**Task statement**
Determine the number of lines in the listing below where the string "Multistrato" occurs; answer with the number alone.

** begin **

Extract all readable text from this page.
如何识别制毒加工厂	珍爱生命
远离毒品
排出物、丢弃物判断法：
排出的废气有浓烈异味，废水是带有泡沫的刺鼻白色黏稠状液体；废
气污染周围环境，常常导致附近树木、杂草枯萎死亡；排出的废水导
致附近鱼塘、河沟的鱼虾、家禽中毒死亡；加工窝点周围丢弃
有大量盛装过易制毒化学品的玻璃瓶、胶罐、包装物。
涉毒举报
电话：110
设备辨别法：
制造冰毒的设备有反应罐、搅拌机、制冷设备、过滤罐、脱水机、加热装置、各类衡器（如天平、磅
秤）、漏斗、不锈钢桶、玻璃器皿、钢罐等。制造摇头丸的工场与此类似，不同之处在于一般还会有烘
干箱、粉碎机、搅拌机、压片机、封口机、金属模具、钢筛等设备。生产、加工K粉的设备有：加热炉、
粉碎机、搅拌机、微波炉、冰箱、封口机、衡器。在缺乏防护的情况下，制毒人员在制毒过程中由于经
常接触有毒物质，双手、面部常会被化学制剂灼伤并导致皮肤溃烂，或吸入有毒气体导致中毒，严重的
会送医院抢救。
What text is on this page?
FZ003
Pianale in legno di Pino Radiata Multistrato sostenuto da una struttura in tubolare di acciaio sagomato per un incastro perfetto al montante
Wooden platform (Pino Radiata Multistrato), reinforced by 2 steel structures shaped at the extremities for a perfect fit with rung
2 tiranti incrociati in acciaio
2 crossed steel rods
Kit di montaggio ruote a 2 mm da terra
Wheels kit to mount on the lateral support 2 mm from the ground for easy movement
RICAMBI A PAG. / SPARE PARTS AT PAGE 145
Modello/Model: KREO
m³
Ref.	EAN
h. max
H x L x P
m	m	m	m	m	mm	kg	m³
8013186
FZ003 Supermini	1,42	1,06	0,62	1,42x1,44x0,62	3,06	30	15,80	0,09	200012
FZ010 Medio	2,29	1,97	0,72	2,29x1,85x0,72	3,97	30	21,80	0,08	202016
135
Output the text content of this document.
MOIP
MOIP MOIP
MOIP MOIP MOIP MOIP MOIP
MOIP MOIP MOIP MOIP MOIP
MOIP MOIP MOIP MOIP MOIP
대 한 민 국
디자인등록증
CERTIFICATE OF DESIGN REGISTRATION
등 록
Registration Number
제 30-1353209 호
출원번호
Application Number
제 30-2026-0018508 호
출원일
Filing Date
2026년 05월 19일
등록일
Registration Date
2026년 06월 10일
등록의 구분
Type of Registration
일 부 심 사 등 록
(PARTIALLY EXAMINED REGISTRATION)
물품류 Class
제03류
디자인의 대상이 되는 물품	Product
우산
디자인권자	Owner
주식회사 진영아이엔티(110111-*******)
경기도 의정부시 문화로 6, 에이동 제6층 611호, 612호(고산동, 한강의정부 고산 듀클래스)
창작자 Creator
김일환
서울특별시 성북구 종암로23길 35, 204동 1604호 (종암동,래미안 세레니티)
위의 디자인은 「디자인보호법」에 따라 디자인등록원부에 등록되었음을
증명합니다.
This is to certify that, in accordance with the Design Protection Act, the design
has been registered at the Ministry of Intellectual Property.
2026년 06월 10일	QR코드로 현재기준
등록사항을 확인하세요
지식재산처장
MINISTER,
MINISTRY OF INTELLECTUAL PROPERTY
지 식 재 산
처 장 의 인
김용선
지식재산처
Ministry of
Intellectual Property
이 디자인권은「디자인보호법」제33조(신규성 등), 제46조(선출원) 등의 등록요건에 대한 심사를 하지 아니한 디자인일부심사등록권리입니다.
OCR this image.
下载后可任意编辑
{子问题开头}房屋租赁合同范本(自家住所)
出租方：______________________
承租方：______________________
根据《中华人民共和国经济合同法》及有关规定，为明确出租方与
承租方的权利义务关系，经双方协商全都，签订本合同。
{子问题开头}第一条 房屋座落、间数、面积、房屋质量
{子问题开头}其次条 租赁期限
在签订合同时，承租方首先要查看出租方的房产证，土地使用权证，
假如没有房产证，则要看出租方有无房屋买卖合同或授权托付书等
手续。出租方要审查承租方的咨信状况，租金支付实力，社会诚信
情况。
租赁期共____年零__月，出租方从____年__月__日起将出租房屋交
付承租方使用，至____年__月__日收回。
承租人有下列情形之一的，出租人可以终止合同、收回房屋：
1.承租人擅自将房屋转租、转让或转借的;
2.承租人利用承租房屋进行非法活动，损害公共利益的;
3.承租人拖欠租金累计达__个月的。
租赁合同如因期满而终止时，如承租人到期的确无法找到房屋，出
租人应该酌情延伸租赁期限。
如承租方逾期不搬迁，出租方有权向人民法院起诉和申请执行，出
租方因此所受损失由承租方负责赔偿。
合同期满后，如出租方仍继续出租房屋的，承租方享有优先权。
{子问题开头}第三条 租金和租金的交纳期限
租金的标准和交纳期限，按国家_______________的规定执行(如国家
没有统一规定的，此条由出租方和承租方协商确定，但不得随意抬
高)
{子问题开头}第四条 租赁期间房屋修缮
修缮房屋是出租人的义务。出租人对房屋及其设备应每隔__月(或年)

** end **

**Completed exercise**
2